SUPPLIED PASSAGE:
═══

Blood-brain barrier sodium transport: Relationship to interstitial fluid potassium concentration.

Abstract

Cerebral ischemia results in an increase in brain sodium (Na) content which accounts for most of the increase in water content in the first 24 hours of ischemia. Na transport across the blood-brain barrier (BBB) appears to be rate limiting for the development of cerebral edema and may be mediated by channels and transporters such as the Na,K-ATPase. Brain capillary Na,K-ATPase, which is located on the abluminal membrane of the endothelial cell is exposed to high interstitial fluid potassium concentrations ((K) $\sb{\rm ISF}$) during brain ischemia. To assess the potential significance of this on BBB Na transport, the K-activation kinetics of the Na,K-ATPase in isolated brain capillaries and synaptosomes were determined. Results showed that brain capillary K uptake and Na efflux were activated by (K) in the pathophysiological range. K and Na flux rates were half-maximal at 3.8 and 4.2 mM, respectively, whereas K uptake into synaptosomes was half-maximal at 0.47 mM extracellular (K). Blood to brain transport of $\sp{22}$Na and $\sp3$H-aminoisobutyric acid(AIB) were measured during partial ischemia in the rat to determine if Na permeability was increased in tissue where (K) $\sb{\rm ISF}$ was elevated. At 2.5 hours following middle cerebral artery occlusion, the permeability-surface area product (PS) for Na and the PS-Na/PS-AIB ratio, were increased in ischemic tissue, demonstrating a relative increase (51%) in BBB Na permeability. The permeability of the BBB to Na was studied during insulin-induced severe hypoglycemia to determine if a relationship between Na permeability and (K) $\sb{\rm ISF}$ could be demonstrated in another brain injury model where (K) $\sb{\rm ISF}$ is elevated. The results showed that the PS ratio, Na/AIB increased 71% during the period of elevated (K) $\sb{\rm ISF}$ compared to values determined before this stage and following normalization of (K) $\sb{\rm ISF}$ by glucose administration. These data support the hypothesis that BBB Na permeability is increased in ischemia due to activation of the Na,K-ATPase by (K) $\sb{\rm ISF}$. The BBB ion transporters are potential targets for therapeutic approaches to brain edema.

═══

INFORMATION SUPPLIED:
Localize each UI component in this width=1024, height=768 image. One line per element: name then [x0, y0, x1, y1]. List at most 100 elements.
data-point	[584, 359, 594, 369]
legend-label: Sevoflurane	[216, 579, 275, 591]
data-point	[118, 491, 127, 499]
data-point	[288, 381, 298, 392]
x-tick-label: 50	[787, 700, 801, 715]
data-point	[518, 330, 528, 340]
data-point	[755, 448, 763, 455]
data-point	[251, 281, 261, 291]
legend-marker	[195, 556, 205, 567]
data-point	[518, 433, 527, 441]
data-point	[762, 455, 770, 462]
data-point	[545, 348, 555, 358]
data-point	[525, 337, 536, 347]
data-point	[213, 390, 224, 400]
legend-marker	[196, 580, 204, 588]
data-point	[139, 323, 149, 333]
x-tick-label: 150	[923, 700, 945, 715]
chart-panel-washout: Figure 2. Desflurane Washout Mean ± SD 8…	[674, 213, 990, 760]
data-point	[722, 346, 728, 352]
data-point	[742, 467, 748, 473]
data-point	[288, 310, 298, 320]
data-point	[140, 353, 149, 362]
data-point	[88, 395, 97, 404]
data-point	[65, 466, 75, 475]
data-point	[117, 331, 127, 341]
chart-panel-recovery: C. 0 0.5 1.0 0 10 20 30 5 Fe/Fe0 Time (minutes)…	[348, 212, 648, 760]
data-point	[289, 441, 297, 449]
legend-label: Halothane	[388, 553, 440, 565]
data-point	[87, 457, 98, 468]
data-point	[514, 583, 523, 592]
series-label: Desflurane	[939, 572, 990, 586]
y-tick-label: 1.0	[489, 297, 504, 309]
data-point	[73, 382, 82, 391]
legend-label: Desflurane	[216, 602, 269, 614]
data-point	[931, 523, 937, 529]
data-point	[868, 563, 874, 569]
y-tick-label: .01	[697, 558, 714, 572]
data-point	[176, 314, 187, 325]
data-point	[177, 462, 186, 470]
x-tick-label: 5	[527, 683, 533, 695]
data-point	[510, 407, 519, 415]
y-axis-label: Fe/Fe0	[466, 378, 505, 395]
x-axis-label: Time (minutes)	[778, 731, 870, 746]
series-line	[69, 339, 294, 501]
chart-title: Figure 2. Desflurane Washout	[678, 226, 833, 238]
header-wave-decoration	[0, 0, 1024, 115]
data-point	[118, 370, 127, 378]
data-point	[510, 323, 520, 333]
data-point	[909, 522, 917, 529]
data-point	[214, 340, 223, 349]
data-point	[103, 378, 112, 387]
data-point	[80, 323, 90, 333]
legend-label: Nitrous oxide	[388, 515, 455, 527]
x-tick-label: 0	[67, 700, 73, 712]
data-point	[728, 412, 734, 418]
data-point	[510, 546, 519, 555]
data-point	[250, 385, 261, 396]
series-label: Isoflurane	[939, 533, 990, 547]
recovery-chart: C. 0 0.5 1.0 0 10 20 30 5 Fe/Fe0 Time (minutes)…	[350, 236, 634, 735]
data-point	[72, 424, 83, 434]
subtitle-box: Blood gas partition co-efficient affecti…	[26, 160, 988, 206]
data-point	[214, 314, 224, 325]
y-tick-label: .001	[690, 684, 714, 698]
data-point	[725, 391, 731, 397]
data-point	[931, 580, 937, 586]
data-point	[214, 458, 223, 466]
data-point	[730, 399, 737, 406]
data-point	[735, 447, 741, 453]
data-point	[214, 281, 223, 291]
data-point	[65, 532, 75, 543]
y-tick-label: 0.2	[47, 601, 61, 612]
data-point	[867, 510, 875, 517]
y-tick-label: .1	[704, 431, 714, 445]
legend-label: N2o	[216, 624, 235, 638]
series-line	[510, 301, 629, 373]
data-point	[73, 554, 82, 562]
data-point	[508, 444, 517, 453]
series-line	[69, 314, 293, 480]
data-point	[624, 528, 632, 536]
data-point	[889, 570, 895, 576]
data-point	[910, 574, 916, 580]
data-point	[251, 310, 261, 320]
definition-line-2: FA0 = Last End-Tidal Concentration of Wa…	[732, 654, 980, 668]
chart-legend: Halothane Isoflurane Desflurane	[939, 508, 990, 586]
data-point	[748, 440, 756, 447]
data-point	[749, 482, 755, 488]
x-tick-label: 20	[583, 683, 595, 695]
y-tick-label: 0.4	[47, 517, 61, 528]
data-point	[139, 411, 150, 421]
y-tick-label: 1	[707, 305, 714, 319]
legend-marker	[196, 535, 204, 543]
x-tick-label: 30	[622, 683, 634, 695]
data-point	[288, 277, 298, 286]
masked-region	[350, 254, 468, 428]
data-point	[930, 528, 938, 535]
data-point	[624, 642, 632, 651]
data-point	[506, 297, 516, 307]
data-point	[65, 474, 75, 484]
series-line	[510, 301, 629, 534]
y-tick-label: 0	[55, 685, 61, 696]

═══

EXERCISE BRIEF:
Please state, based on the abstract, by how much the Na/AIB permeability-surface area ratio rose during the period of elevated interstitial potassium in insulin-induced severe hypoglycemia.

RESULT FOR THIS EXERCISE:
It rose by 71%.